_Exercise_
Go through the listing below and list every line with "display".

= = = =

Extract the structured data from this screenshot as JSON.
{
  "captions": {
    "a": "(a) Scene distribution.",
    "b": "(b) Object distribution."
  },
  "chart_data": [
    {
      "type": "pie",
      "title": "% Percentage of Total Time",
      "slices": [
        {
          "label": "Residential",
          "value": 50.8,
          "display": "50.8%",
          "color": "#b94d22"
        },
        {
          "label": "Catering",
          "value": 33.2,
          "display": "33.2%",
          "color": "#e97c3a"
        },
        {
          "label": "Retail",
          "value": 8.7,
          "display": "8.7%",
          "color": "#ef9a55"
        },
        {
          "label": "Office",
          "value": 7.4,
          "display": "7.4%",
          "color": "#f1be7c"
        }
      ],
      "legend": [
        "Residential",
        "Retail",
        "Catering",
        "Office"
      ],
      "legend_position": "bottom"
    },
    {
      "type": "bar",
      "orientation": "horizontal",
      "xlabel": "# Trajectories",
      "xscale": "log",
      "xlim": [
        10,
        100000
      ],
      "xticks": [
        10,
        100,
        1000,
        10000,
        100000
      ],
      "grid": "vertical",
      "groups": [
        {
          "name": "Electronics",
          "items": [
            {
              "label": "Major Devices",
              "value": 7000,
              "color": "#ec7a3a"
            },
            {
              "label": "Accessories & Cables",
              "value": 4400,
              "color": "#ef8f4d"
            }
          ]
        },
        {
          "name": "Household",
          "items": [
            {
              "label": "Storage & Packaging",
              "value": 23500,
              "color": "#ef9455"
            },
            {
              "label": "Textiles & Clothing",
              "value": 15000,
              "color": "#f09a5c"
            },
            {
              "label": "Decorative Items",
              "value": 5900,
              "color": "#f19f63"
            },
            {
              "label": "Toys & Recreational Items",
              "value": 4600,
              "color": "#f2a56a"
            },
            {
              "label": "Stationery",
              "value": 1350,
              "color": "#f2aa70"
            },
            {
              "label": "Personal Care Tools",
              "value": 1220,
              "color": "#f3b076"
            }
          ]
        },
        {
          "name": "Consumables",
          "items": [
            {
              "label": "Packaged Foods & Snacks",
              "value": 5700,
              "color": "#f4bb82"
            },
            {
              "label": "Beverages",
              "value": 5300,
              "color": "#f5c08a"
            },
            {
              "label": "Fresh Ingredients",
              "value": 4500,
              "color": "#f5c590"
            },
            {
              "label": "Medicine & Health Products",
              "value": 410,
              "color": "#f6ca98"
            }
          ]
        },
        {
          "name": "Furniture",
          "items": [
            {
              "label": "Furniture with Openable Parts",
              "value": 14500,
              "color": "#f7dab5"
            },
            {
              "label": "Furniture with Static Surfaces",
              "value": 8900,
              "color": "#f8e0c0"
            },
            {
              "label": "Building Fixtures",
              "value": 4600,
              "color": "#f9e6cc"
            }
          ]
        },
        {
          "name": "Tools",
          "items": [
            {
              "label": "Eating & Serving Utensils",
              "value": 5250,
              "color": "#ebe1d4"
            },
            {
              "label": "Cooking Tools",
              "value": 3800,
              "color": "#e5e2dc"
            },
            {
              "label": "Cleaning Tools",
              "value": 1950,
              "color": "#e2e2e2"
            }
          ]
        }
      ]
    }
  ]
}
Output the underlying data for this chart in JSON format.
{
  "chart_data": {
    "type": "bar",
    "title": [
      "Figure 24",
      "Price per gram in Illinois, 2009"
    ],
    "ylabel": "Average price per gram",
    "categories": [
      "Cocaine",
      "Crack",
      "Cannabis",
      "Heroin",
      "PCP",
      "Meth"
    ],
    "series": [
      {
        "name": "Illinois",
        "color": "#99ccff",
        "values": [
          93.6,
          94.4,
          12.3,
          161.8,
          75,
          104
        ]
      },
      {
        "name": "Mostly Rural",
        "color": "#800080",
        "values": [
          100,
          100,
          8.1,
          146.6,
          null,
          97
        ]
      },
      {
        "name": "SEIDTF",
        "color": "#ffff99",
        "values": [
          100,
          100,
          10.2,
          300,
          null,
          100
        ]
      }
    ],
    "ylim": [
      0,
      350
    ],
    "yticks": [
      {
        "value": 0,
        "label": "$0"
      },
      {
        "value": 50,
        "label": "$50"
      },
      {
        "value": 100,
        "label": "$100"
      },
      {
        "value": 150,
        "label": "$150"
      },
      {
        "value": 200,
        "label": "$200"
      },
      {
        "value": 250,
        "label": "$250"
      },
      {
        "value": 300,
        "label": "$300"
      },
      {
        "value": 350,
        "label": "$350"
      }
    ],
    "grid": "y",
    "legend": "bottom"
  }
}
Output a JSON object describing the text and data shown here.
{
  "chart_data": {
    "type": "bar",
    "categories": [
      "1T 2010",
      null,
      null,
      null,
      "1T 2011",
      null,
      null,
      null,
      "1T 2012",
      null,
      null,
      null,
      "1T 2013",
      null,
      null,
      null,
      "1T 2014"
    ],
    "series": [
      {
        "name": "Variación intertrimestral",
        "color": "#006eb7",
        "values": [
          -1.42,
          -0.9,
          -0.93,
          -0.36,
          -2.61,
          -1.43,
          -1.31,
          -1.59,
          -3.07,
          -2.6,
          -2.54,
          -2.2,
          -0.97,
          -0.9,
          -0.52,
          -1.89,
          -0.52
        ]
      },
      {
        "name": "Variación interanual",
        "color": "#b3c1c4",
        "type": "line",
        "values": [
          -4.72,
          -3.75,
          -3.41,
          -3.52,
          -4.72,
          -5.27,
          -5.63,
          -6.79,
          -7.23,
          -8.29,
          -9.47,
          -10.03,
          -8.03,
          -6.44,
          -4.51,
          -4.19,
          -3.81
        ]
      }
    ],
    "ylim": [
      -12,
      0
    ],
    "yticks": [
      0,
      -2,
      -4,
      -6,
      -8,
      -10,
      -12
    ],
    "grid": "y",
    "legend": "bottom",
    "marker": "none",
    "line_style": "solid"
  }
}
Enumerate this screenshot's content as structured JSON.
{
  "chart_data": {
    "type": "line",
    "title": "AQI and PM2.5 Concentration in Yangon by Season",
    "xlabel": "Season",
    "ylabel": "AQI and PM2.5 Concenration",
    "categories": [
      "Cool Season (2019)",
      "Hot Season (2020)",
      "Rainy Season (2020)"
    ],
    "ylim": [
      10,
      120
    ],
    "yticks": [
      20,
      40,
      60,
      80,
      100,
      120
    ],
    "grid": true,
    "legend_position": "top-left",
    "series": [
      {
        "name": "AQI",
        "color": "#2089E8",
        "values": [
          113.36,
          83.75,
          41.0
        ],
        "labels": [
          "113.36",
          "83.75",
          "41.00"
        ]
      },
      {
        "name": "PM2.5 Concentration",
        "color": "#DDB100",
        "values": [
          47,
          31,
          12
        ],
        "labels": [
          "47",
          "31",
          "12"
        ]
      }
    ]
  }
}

= = = =

_Output of the task_
          "display": "50.8%",
          "display": "33.2%",
          "display": "8.7%",
          "display": "7.4%",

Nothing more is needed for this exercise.